Each record below should be repeated precisely as written.

++++ WORKING DATA

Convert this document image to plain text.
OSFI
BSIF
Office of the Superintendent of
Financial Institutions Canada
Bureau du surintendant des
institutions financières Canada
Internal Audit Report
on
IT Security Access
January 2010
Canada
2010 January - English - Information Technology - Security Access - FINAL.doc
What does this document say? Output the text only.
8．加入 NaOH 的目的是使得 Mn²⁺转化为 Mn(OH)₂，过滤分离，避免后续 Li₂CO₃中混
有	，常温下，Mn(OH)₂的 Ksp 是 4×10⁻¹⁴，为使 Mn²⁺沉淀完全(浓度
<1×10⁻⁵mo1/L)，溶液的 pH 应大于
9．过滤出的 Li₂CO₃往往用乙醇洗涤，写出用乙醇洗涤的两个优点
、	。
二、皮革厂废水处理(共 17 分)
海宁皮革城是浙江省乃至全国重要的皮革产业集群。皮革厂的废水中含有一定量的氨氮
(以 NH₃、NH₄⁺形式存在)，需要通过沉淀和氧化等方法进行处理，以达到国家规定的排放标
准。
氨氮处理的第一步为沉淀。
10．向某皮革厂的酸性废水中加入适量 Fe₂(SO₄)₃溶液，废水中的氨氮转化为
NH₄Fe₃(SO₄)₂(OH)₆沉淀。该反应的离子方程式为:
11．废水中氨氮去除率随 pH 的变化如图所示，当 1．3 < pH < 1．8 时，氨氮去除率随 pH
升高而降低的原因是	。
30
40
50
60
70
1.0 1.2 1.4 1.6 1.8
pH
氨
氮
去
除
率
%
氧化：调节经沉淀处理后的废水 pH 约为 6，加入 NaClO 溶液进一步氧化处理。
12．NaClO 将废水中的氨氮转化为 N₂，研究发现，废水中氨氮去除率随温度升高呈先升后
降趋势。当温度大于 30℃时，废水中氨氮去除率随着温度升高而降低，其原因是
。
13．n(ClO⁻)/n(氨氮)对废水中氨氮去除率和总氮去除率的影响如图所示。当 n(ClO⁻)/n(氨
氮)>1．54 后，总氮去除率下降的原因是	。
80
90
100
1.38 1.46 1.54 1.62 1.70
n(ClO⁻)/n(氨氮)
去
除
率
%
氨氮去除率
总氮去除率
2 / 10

++++++++

FINISHED TASK:
Convert this document image to plain text.
OSFI
BSIF
Office of the Superintendent of
Financial Institutions Canada
Bureau du surintendant des
institutions financières Canada
Internal Audit Report
on
IT Security Access
January 2010
Canada
2010 January - English - Information Technology - Security Access - FINAL.doc
What does this document say? Output the text only.
8．加入 NaOH 的目的是使得 Mn²⁺转化为 Mn(OH)₂，过滤分离，避免后续 Li₂CO₃中混
有	，常温下，Mn(OH)₂的 Ksp 是 4×10⁻¹⁴，为使 Mn²⁺沉淀完全(浓度
<1×10⁻⁵mo1/L)，溶液的 pH 应大于
9．过滤出的 Li₂CO₃往往用乙醇洗涤，写出用乙醇洗涤的两个优点
、	。
二、皮革厂废水处理(共 17 分)
海宁皮革城是浙江省乃至全国重要的皮革产业集群。皮革厂的废水中含有一定量的氨氮
(以 NH₃、NH₄⁺形式存在)，需要通过沉淀和氧化等方法进行处理，以达到国家规定的排放标
准。
氨氮处理的第一步为沉淀。
10．向某皮革厂的酸性废水中加入适量 Fe₂(SO₄)₃溶液，废水中的氨氮转化为
NH₄Fe₃(SO₄)₂(OH)₆沉淀。该反应的离子方程式为:
11．废水中氨氮去除率随 pH 的变化如图所示，当 1．3 < pH < 1．8 时，氨氮去除率随 pH
升高而降低的原因是	。
30
40
50
60
70
1.0 1.2 1.4 1.6 1.8
pH
氨
氮
去
除
率
%
氧化：调节经沉淀处理后的废水 pH 约为 6，加入 NaClO 溶液进一步氧化处理。
12．NaClO 将废水中的氨氮转化为 N₂，研究发现，废水中氨氮去除率随温度升高呈先升后
降趋势。当温度大于 30℃时，废水中氨氮去除率随着温度升高而降低，其原因是
。
13．n(ClO⁻)/n(氨氮)对废水中氨氮去除率和总氮去除率的影响如图所示。当 n(ClO⁻)/n(氨
氮)>1．54 后，总氮去除率下降的原因是	。
80
90
100
1.38 1.46 1.54 1.62 1.70
n(ClO⁻)/n(氨氮)
去
除
率
%
氨氮去除率
总氮去除率
2 / 10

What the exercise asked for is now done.